Where the word "color" occurs in a line, return that line.

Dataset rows
+ + + + +
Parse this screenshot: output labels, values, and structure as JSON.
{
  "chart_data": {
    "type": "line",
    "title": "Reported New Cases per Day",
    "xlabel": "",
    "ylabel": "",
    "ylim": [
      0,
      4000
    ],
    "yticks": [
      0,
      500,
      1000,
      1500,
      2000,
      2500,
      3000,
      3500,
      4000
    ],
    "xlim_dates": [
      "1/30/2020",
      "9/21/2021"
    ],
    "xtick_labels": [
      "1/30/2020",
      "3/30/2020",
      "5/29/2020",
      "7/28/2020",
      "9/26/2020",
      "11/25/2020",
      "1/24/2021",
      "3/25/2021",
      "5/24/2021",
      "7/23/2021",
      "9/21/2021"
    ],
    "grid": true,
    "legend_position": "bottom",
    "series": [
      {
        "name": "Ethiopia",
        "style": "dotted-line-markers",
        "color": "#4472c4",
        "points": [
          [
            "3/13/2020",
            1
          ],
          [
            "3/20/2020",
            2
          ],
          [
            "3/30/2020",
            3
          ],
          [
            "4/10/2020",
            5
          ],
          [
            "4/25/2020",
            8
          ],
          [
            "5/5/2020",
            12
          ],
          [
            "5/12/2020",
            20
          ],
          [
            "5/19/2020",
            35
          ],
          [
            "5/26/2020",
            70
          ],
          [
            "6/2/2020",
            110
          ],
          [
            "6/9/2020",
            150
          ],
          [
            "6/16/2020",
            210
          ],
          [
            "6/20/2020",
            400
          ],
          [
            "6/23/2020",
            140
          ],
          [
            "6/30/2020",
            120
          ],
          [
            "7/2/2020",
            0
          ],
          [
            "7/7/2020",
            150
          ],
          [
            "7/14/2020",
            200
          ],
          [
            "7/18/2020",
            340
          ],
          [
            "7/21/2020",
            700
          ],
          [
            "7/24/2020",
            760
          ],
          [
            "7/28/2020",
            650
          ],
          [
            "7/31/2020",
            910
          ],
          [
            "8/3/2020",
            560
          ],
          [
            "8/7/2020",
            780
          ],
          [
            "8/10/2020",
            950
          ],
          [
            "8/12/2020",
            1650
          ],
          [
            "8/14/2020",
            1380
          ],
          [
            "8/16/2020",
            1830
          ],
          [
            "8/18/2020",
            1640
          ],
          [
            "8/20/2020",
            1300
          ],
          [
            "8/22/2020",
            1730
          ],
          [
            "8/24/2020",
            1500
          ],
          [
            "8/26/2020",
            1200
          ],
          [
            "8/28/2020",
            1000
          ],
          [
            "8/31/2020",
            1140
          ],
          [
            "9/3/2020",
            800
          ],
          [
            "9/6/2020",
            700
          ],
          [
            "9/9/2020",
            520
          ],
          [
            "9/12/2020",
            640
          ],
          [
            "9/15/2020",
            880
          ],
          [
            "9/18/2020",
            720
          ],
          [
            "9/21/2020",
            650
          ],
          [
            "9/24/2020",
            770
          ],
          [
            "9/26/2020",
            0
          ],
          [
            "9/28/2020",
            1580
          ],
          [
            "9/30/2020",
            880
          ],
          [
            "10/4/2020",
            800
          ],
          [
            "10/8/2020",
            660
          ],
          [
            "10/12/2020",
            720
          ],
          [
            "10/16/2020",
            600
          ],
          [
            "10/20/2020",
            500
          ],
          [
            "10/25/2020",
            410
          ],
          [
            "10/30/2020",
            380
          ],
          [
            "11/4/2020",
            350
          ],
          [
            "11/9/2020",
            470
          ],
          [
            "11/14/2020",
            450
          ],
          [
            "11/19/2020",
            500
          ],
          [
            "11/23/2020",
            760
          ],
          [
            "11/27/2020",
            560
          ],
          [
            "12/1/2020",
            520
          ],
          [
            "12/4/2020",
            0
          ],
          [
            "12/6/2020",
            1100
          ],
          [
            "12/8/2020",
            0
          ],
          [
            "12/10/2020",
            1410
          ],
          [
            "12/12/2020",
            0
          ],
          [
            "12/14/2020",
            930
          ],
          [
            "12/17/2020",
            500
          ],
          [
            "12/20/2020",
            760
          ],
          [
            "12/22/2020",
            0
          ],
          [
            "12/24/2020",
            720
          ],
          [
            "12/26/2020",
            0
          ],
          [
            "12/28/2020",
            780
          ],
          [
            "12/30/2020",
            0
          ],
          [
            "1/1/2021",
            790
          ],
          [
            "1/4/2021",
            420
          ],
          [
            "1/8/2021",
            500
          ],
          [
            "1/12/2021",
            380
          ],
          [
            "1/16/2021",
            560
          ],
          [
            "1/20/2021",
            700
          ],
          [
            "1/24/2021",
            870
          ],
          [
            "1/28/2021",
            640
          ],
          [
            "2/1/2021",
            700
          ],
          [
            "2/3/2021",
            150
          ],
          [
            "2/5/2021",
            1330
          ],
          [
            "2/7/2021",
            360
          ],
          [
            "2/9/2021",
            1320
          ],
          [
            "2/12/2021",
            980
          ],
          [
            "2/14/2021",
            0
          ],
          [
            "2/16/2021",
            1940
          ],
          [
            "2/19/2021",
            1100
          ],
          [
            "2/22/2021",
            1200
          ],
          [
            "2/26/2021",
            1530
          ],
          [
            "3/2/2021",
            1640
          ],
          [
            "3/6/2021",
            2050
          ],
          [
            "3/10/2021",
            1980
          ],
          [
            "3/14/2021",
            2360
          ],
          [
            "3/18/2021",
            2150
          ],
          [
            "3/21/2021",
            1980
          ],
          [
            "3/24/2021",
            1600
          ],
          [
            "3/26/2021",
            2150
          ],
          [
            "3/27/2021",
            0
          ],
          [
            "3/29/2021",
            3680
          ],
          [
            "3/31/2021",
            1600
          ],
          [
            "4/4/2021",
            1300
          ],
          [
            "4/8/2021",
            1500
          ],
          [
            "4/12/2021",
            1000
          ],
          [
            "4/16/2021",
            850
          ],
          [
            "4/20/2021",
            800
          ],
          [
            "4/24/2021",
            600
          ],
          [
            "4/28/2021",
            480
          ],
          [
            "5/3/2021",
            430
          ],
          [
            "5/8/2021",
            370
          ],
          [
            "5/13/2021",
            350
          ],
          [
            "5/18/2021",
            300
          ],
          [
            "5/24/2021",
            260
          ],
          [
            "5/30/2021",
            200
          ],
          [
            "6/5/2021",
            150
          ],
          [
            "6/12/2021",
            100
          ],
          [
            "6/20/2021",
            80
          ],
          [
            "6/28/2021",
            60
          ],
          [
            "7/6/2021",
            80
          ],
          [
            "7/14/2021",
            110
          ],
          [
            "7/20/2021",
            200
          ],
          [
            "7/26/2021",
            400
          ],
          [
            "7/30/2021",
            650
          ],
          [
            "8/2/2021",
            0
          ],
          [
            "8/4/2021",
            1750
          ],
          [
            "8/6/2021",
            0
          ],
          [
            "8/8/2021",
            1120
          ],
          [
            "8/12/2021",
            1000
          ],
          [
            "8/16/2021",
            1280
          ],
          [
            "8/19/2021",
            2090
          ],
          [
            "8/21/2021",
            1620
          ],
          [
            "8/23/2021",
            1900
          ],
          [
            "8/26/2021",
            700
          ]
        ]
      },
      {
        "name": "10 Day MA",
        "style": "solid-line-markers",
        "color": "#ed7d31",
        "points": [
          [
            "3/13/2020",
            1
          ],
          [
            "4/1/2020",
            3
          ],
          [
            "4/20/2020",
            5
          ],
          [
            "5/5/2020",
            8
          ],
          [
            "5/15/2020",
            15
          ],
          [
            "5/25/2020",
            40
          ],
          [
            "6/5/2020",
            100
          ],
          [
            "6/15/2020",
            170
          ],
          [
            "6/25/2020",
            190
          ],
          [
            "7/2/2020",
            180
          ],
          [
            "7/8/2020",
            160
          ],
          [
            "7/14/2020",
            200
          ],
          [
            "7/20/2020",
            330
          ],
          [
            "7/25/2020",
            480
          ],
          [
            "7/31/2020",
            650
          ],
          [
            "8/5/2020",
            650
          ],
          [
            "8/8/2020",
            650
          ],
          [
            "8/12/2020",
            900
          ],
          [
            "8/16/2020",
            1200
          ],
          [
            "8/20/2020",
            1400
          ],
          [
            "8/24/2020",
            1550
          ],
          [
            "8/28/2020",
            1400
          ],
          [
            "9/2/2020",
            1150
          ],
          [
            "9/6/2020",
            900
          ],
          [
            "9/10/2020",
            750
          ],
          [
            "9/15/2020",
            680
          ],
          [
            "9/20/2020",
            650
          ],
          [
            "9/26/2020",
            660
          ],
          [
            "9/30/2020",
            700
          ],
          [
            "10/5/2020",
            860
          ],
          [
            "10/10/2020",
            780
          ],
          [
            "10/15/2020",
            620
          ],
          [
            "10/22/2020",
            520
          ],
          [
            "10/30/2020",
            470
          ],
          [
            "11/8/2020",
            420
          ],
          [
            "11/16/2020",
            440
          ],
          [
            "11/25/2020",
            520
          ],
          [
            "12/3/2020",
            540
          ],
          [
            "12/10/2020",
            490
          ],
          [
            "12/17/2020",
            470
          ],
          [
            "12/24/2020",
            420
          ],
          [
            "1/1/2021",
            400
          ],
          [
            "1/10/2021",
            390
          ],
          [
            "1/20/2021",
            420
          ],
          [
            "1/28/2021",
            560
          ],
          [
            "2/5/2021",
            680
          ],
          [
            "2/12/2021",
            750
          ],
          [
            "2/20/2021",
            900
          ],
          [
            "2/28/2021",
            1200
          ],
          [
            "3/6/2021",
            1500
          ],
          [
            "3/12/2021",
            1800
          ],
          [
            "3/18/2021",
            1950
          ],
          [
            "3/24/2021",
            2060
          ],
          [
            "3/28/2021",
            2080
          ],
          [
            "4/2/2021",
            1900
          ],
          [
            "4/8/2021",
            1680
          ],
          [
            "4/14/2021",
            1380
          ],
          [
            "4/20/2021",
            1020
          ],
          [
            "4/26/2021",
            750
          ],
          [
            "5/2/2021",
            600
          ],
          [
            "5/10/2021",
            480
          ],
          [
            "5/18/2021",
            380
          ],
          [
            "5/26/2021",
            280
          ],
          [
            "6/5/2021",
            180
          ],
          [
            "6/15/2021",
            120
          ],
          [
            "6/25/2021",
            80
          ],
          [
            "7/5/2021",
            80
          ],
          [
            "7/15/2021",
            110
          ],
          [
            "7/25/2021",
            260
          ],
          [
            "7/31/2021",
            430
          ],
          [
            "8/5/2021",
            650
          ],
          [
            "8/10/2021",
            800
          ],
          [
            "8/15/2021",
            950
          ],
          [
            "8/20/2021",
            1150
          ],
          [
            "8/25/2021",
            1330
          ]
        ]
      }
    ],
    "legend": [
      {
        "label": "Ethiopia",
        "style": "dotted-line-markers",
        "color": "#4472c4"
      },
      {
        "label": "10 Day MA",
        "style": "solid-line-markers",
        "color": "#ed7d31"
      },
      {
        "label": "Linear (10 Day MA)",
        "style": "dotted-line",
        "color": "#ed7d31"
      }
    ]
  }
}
+ + + + +
**EXERCISE RESULT**
        "color": "#4472c4",
        "color": "#ed7d31",
        "color": "#4472c4"
        "color": "#ed7d31"
        "color": "#ed7d31"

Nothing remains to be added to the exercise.